> **Your instructions**
Look through the material and copy each line holding "Change".

> **Data lines**
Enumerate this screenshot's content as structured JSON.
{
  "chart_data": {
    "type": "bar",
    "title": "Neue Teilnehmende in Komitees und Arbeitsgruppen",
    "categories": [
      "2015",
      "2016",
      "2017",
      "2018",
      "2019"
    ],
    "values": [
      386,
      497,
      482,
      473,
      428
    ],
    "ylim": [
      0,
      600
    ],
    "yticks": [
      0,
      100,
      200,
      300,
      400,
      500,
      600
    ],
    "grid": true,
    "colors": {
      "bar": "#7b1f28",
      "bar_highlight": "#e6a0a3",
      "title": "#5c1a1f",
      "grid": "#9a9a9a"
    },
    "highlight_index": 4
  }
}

---

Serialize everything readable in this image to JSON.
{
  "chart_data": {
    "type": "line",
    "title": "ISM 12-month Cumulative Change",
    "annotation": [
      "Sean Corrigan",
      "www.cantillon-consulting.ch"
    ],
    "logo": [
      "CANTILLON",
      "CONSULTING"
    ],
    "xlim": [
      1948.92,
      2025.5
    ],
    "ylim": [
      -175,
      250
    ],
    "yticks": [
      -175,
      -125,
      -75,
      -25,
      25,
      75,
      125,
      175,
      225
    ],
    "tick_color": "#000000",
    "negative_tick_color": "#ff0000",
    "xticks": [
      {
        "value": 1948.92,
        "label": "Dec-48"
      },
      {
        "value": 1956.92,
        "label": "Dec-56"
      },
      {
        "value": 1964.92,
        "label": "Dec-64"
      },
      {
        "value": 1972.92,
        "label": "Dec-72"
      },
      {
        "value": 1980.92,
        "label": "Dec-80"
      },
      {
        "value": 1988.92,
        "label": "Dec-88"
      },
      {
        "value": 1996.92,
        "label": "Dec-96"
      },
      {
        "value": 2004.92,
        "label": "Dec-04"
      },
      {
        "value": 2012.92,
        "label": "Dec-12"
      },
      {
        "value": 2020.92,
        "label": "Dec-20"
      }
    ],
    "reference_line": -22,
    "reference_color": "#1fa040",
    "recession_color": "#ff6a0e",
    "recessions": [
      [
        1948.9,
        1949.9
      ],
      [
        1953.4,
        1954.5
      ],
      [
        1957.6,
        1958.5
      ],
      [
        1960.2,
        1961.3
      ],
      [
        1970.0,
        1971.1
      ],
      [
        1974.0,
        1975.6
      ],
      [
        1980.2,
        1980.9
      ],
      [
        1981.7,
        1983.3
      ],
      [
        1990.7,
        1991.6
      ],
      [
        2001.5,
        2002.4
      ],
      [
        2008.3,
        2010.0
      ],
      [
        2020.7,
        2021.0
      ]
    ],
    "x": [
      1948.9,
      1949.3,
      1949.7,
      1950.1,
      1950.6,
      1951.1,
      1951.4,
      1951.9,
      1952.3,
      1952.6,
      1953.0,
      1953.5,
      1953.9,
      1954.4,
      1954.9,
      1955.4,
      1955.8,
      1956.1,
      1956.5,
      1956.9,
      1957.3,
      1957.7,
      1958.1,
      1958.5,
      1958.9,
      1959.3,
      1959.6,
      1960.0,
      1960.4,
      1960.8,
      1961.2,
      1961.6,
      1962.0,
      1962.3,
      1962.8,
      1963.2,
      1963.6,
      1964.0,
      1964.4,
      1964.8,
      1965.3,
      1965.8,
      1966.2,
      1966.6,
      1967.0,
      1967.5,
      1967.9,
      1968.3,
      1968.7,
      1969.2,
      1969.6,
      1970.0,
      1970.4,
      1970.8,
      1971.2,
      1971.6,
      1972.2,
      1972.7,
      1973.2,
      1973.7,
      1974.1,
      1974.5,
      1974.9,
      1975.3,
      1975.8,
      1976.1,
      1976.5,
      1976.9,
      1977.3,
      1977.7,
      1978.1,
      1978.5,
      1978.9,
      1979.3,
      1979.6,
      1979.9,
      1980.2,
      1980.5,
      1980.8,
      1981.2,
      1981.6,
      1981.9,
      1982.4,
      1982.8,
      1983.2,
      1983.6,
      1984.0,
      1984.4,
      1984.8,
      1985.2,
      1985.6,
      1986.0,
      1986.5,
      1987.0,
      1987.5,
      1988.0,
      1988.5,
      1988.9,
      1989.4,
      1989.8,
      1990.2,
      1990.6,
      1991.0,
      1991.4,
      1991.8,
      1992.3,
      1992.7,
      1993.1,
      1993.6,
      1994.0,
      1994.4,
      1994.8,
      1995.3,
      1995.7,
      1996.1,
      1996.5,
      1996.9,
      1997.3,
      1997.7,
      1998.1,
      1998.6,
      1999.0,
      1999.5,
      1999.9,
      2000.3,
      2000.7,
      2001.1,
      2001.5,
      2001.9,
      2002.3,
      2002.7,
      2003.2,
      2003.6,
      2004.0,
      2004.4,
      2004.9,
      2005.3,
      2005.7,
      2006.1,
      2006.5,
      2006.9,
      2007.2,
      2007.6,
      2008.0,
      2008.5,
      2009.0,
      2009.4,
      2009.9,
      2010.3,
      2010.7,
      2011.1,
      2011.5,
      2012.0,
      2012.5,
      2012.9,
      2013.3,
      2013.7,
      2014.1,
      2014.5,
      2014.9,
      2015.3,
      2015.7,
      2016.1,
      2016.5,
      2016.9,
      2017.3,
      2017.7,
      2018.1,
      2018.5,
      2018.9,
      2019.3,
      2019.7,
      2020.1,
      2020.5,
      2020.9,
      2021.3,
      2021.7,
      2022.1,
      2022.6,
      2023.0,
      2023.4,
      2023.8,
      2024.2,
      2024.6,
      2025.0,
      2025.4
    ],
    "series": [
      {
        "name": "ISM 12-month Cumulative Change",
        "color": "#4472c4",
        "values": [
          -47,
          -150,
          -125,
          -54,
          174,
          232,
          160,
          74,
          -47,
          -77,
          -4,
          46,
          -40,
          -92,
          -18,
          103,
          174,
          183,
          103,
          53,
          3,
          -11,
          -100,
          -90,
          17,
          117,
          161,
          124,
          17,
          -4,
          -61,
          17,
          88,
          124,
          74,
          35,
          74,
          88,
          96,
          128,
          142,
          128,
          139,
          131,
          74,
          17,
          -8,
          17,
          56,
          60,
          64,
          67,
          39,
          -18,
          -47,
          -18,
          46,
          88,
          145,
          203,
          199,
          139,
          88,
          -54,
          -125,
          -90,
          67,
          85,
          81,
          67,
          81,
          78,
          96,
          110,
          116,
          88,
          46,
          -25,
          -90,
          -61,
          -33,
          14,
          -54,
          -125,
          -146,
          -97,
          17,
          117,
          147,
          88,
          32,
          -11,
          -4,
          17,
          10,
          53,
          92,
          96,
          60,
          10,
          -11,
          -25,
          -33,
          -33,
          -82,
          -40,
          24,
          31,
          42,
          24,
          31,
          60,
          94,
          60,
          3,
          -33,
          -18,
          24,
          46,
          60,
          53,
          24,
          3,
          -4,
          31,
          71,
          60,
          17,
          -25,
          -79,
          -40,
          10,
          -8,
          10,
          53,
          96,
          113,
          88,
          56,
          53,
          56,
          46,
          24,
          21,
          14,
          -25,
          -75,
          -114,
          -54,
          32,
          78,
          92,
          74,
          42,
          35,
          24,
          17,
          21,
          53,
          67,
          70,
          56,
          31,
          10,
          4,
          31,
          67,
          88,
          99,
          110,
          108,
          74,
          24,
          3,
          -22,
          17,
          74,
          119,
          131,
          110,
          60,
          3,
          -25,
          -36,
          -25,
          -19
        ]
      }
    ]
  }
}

> **Task response**
    "title": "ISM 12-month Cumulative Change",
        "name": "ISM 12-month Cumulative Change",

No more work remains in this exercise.